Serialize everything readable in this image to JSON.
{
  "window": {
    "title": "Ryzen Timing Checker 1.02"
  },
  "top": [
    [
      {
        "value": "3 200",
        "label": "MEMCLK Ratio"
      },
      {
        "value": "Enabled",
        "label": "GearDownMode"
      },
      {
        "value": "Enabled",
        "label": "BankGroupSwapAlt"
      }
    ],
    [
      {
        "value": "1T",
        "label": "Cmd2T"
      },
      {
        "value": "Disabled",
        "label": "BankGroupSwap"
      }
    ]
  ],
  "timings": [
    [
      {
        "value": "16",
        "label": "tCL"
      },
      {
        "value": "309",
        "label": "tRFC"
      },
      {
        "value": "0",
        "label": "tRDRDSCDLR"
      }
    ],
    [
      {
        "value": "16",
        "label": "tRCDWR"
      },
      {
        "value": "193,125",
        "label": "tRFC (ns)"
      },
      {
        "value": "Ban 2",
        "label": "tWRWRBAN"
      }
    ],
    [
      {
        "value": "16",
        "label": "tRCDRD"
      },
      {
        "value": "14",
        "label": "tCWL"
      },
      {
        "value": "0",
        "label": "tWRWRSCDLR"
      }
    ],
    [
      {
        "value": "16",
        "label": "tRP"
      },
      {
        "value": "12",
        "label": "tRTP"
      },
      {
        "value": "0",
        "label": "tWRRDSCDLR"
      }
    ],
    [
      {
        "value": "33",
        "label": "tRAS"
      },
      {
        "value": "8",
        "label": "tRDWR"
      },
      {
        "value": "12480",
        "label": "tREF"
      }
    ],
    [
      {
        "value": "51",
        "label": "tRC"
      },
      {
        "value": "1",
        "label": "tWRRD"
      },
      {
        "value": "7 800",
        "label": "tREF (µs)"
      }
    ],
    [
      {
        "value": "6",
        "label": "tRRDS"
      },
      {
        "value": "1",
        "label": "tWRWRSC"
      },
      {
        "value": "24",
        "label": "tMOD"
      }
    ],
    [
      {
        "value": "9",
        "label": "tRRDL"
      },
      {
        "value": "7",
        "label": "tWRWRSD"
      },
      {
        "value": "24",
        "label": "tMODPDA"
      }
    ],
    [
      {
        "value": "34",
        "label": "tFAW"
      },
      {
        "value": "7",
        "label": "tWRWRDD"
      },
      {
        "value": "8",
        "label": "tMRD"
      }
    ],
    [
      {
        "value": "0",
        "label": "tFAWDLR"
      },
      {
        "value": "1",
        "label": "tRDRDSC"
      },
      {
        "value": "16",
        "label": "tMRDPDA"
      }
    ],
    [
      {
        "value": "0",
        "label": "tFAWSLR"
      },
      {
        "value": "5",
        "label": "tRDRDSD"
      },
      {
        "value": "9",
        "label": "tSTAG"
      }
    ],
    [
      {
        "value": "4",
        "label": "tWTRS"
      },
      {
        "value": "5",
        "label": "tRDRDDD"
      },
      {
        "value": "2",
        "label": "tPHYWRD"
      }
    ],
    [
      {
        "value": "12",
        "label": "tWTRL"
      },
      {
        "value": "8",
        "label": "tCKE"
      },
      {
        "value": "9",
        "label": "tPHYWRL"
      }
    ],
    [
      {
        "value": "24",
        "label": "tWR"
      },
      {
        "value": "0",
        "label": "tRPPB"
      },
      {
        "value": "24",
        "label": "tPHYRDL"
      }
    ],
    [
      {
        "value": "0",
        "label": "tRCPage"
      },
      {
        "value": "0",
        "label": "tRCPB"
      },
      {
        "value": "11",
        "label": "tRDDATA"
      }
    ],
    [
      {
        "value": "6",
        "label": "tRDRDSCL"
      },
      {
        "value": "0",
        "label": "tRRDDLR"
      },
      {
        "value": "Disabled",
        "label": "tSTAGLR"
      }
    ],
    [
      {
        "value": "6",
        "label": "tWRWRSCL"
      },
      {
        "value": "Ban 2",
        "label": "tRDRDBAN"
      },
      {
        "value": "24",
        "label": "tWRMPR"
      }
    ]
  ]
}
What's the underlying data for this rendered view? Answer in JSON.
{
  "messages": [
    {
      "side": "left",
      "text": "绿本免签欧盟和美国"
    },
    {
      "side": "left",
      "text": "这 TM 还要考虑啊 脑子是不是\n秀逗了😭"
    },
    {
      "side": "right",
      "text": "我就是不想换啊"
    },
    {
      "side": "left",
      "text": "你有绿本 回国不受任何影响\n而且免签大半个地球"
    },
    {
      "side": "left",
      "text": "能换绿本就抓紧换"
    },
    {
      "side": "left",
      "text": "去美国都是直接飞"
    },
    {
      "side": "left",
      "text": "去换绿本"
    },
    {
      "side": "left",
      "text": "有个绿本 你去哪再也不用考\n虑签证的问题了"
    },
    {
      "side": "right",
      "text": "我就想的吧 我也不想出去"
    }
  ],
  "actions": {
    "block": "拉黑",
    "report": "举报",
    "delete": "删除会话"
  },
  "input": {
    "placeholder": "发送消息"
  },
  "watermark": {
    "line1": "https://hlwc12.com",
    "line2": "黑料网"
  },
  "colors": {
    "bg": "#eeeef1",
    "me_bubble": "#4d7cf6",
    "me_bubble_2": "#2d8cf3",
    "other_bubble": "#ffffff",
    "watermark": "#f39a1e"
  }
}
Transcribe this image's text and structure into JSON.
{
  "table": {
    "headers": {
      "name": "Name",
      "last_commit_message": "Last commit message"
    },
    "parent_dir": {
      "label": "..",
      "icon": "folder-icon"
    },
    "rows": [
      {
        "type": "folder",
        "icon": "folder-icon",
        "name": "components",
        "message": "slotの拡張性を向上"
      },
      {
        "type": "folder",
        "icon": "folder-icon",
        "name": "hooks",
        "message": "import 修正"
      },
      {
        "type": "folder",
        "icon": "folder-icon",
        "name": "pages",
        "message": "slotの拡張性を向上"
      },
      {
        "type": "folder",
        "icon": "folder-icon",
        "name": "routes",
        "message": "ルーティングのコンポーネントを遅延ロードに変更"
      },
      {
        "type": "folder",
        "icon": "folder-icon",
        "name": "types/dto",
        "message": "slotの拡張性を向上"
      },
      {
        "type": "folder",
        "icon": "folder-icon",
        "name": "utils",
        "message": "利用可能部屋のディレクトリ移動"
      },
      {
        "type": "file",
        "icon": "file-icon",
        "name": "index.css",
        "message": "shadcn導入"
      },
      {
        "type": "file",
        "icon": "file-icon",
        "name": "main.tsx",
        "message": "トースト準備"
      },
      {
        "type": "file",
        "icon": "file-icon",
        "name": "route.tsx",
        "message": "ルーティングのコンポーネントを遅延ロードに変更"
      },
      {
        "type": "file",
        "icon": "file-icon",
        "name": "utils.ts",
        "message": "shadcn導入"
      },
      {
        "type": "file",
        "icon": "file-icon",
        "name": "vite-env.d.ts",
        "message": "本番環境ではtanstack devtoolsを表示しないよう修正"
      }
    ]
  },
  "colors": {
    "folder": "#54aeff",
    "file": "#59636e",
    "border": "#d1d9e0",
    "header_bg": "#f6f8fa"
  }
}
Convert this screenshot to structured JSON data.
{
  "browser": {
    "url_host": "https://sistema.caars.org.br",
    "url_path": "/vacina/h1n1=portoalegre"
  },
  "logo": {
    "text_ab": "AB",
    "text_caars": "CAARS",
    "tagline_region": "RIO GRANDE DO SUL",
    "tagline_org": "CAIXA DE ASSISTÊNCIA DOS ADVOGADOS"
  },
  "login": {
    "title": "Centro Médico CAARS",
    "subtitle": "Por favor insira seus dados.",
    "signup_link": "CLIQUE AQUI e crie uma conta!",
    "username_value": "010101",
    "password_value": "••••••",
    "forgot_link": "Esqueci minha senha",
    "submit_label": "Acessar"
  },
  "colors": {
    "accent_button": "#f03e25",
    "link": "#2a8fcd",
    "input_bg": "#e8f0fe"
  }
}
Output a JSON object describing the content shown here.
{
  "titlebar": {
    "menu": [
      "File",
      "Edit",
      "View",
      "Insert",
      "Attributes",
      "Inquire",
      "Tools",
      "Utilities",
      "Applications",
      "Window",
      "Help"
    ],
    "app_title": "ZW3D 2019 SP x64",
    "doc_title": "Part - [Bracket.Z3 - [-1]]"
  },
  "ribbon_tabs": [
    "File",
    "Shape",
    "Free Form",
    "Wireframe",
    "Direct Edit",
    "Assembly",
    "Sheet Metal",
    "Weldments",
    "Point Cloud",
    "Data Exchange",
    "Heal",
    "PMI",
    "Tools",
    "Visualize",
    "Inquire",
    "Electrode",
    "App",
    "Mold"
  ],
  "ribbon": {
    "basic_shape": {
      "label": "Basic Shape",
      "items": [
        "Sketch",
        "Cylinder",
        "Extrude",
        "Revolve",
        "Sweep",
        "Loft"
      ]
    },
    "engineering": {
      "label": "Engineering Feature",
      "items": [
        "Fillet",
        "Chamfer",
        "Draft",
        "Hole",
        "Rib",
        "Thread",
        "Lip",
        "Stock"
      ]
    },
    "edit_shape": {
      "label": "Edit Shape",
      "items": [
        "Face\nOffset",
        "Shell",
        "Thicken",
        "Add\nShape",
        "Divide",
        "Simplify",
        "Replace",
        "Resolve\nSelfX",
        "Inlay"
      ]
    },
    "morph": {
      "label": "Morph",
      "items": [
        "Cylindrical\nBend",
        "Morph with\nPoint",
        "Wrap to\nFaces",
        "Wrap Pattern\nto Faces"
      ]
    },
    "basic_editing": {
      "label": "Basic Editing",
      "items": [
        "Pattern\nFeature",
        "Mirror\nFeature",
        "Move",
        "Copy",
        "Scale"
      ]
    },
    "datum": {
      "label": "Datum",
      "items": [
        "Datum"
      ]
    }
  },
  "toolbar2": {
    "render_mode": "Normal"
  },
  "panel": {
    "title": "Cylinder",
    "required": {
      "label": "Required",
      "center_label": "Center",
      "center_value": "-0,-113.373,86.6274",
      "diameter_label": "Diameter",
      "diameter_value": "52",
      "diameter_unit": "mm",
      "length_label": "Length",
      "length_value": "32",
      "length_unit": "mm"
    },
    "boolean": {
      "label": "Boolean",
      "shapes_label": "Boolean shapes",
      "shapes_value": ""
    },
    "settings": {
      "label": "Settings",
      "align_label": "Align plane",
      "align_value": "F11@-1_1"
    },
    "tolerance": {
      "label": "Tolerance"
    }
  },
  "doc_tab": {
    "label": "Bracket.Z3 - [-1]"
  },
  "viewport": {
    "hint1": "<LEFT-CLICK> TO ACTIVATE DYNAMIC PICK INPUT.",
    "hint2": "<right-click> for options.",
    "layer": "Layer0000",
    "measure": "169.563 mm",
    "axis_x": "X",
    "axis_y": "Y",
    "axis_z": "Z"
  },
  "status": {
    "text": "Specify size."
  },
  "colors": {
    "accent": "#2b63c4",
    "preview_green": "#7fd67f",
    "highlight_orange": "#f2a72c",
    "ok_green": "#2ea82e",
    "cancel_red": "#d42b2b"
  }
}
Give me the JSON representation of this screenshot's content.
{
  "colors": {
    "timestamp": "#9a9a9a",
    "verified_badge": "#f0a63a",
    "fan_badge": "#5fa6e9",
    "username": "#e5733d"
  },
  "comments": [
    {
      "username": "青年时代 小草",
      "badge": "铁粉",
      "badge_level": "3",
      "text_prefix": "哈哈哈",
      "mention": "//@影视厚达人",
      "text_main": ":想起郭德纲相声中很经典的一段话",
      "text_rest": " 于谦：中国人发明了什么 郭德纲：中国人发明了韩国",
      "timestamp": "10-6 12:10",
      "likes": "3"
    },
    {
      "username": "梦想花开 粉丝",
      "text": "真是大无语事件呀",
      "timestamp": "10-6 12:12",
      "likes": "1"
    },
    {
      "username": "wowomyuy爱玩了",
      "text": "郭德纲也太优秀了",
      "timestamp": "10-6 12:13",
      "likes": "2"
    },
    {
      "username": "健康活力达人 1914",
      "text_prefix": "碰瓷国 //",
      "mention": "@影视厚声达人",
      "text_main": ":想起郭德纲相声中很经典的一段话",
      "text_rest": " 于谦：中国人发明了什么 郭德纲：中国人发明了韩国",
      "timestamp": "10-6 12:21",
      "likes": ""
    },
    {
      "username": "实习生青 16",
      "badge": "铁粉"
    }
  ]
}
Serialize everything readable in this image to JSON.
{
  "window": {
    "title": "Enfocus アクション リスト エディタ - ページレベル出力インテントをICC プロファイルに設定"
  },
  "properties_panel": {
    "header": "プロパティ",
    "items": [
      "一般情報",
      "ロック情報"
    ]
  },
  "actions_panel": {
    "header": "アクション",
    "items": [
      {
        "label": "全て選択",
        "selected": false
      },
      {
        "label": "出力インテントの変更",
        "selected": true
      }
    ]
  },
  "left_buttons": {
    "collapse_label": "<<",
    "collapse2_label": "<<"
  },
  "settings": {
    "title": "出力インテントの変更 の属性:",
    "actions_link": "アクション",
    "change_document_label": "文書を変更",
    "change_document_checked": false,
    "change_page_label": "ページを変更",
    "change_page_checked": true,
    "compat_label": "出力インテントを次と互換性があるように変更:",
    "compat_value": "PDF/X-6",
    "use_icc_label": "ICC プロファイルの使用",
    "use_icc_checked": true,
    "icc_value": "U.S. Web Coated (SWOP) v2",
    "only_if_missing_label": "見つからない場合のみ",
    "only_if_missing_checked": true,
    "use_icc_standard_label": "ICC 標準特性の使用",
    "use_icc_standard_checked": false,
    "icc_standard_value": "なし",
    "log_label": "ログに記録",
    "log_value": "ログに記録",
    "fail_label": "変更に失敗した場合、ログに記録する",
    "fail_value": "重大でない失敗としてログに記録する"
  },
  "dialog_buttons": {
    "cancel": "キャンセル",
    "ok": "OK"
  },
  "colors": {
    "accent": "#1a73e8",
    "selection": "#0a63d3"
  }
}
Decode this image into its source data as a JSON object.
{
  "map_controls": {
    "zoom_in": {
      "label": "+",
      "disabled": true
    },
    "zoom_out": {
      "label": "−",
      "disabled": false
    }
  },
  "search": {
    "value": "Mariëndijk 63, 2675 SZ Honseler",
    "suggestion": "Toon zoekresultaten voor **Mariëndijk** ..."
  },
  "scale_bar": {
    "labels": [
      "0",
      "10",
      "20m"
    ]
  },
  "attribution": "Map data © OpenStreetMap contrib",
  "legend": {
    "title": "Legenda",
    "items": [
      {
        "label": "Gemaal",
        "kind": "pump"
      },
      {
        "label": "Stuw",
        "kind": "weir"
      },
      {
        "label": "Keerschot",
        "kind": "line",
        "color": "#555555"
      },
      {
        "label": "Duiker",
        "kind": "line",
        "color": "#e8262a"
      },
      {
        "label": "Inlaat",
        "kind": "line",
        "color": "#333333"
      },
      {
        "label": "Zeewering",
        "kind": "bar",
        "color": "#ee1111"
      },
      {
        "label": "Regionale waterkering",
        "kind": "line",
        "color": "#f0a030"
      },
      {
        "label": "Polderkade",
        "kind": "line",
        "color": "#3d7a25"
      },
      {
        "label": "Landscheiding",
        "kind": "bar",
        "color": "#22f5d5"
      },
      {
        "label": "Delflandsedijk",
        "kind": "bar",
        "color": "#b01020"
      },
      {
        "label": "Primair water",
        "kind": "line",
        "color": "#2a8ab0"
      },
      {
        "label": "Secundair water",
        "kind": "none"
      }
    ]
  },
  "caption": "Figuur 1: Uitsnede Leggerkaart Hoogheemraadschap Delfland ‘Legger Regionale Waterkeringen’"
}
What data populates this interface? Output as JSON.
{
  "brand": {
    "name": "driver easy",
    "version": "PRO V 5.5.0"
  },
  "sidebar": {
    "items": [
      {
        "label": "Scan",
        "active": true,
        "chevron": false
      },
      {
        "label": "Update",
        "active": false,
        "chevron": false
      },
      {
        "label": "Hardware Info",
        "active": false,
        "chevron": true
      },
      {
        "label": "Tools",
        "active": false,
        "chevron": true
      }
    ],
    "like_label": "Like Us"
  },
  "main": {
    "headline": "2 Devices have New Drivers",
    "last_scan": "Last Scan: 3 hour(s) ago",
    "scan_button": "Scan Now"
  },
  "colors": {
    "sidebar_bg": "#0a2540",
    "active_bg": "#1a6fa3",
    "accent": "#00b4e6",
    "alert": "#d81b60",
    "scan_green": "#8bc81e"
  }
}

## WHAT IS EXPECTED
Beginning at the line containing "What data populates", repeat each line exactly through the last line of the entries, and include no other lines.

## TASK RESULT
What data populates this interface? Output as JSON.
{
  "brand": {
    "name": "driver easy",
    "version": "PRO V 5.5.0"
  },
  "sidebar": {
    "items": [
      {
        "label": "Scan",
        "active": true,
        "chevron": false
      },
      {
        "label": "Update",
        "active": false,
        "chevron": false
      },
      {
        "label": "Hardware Info",
        "active": false,
        "chevron": true
      },
      {
        "label": "Tools",
        "active": false,
        "chevron": true
      }
    ],
    "like_label": "Like Us"
  },
  "main": {
    "headline": "2 Devices have New Drivers",
    "last_scan": "Last Scan: 3 hour(s) ago",
    "scan_button": "Scan Now"
  },
  "colors": {
    "sidebar_bg": "#0a2540",
    "active_bg": "#1a6fa3",
    "accent": "#00b4e6",
    "alert": "#d81b60",
    "scan_green": "#8bc81e"
  }
}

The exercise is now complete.